** WRITTEN TASK **
The data below must be copied in full and without any change.

++++ MATERIAL FOR THE TASK

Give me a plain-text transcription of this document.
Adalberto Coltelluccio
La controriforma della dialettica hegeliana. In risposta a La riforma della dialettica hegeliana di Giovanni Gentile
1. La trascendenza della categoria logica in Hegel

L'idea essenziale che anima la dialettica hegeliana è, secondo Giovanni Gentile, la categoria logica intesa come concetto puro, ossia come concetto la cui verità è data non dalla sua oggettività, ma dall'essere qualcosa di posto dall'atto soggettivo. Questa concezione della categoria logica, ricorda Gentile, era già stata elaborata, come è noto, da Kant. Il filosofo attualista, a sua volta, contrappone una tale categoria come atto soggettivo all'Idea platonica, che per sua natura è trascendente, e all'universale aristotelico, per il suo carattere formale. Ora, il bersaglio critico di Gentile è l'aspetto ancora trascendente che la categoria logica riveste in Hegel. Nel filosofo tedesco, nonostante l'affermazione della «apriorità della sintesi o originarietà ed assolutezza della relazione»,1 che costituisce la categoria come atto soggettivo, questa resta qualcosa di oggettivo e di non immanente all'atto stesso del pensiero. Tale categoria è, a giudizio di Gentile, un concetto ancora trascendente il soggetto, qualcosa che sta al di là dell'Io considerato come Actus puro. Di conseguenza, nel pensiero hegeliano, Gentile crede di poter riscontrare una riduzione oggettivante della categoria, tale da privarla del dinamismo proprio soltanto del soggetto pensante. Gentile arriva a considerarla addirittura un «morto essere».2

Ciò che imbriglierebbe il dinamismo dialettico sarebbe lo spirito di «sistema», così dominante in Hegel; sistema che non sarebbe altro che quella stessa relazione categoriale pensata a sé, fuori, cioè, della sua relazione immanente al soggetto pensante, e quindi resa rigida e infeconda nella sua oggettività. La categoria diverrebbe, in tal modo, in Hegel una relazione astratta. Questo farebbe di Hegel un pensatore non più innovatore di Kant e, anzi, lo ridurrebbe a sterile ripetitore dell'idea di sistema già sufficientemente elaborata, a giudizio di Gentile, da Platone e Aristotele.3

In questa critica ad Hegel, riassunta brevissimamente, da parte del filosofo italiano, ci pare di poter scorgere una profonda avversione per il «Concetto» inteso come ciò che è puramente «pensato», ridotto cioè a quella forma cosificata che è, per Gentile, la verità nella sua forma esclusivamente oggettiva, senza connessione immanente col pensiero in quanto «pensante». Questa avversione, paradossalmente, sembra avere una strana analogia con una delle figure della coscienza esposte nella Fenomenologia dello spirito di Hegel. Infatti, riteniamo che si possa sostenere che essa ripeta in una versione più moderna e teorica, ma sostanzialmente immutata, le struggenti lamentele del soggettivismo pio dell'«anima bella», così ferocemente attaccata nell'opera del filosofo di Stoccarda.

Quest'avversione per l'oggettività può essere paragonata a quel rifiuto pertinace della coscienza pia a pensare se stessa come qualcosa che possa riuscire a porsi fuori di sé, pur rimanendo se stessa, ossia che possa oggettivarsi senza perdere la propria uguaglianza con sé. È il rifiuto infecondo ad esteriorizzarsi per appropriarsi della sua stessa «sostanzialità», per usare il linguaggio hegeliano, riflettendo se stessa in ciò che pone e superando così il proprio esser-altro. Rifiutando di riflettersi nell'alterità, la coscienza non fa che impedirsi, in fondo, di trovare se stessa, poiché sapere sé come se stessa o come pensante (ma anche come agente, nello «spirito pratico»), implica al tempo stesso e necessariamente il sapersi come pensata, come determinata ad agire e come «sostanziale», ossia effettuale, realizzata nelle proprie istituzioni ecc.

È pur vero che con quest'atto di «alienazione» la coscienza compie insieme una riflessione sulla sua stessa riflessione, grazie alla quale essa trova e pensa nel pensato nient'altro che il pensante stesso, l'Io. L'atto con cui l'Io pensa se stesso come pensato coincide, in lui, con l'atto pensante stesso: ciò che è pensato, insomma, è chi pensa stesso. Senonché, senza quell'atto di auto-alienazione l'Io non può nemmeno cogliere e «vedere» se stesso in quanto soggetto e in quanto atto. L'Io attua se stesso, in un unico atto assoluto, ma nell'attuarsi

++++++++

** EXPECTED ANSWER **
Give me a plain-text transcription of this document.
Adalberto Coltelluccio
La controriforma della dialettica hegeliana. In risposta a La riforma della dialettica hegeliana di Giovanni Gentile
1. La trascendenza della categoria logica in Hegel

L'idea essenziale che anima la dialettica hegeliana è, secondo Giovanni Gentile, la categoria logica intesa come concetto puro, ossia come concetto la cui verità è data non dalla sua oggettività, ma dall'essere qualcosa di posto dall'atto soggettivo. Questa concezione della categoria logica, ricorda Gentile, era già stata elaborata, come è noto, da Kant. Il filosofo attualista, a sua volta, contrappone una tale categoria come atto soggettivo all'Idea platonica, che per sua natura è trascendente, e all'universale aristotelico, per il suo carattere formale. Ora, il bersaglio critico di Gentile è l'aspetto ancora trascendente che la categoria logica riveste in Hegel. Nel filosofo tedesco, nonostante l'affermazione della «apriorità della sintesi o originarietà ed assolutezza della relazione»,1 che costituisce la categoria come atto soggettivo, questa resta qualcosa di oggettivo e di non immanente all'atto stesso del pensiero. Tale categoria è, a giudizio di Gentile, un concetto ancora trascendente il soggetto, qualcosa che sta al di là dell'Io considerato come Actus puro. Di conseguenza, nel pensiero hegeliano, Gentile crede di poter riscontrare una riduzione oggettivante della categoria, tale da privarla del dinamismo proprio soltanto del soggetto pensante. Gentile arriva a considerarla addirittura un «morto essere».2

Ciò che imbriglierebbe il dinamismo dialettico sarebbe lo spirito di «sistema», così dominante in Hegel; sistema che non sarebbe altro che quella stessa relazione categoriale pensata a sé, fuori, cioè, della sua relazione immanente al soggetto pensante, e quindi resa rigida e infeconda nella sua oggettività. La categoria diverrebbe, in tal modo, in Hegel una relazione astratta. Questo farebbe di Hegel un pensatore non più innovatore di Kant e, anzi, lo ridurrebbe a sterile ripetitore dell'idea di sistema già sufficientemente elaborata, a giudizio di Gentile, da Platone e Aristotele.3

In questa critica ad Hegel, riassunta brevissimamente, da parte del filosofo italiano, ci pare di poter scorgere una profonda avversione per il «Concetto» inteso come ciò che è puramente «pensato», ridotto cioè a quella forma cosificata che è, per Gentile, la verità nella sua forma esclusivamente oggettiva, senza connessione immanente col pensiero in quanto «pensante». Questa avversione, paradossalmente, sembra avere una strana analogia con una delle figure della coscienza esposte nella Fenomenologia dello spirito di Hegel. Infatti, riteniamo che si possa sostenere che essa ripeta in una versione più moderna e teorica, ma sostanzialmente immutata, le struggenti lamentele del soggettivismo pio dell'«anima bella», così ferocemente attaccata nell'opera del filosofo di Stoccarda.

Quest'avversione per l'oggettività può essere paragonata a quel rifiuto pertinace della coscienza pia a pensare se stessa come qualcosa che possa riuscire a porsi fuori di sé, pur rimanendo se stessa, ossia che possa oggettivarsi senza perdere la propria uguaglianza con sé. È il rifiuto infecondo ad esteriorizzarsi per appropriarsi della sua stessa «sostanzialità», per usare il linguaggio hegeliano, riflettendo se stessa in ciò che pone e superando così il proprio esser-altro. Rifiutando di riflettersi nell'alterità, la coscienza non fa che impedirsi, in fondo, di trovare se stessa, poiché sapere sé come se stessa o come pensante (ma anche come agente, nello «spirito pratico»), implica al tempo stesso e necessariamente il sapersi come pensata, come determinata ad agire e come «sostanziale», ossia effettuale, realizzata nelle proprie istituzioni ecc.

È pur vero che con quest'atto di «alienazione» la coscienza compie insieme una riflessione sulla sua stessa riflessione, grazie alla quale essa trova e pensa nel pensato nient'altro che il pensante stesso, l'Io. L'atto con cui l'Io pensa se stesso come pensato coincide, in lui, con l'atto pensante stesso: ciò che è pensato, insomma, è chi pensa stesso. Senonché, senza quell'atto di auto-alienazione l'Io non può nemmeno cogliere e «vedere» se stesso in quanto soggetto e in quanto atto. L'Io attua se stesso, in un unico atto assoluto, ma nell'attuarsi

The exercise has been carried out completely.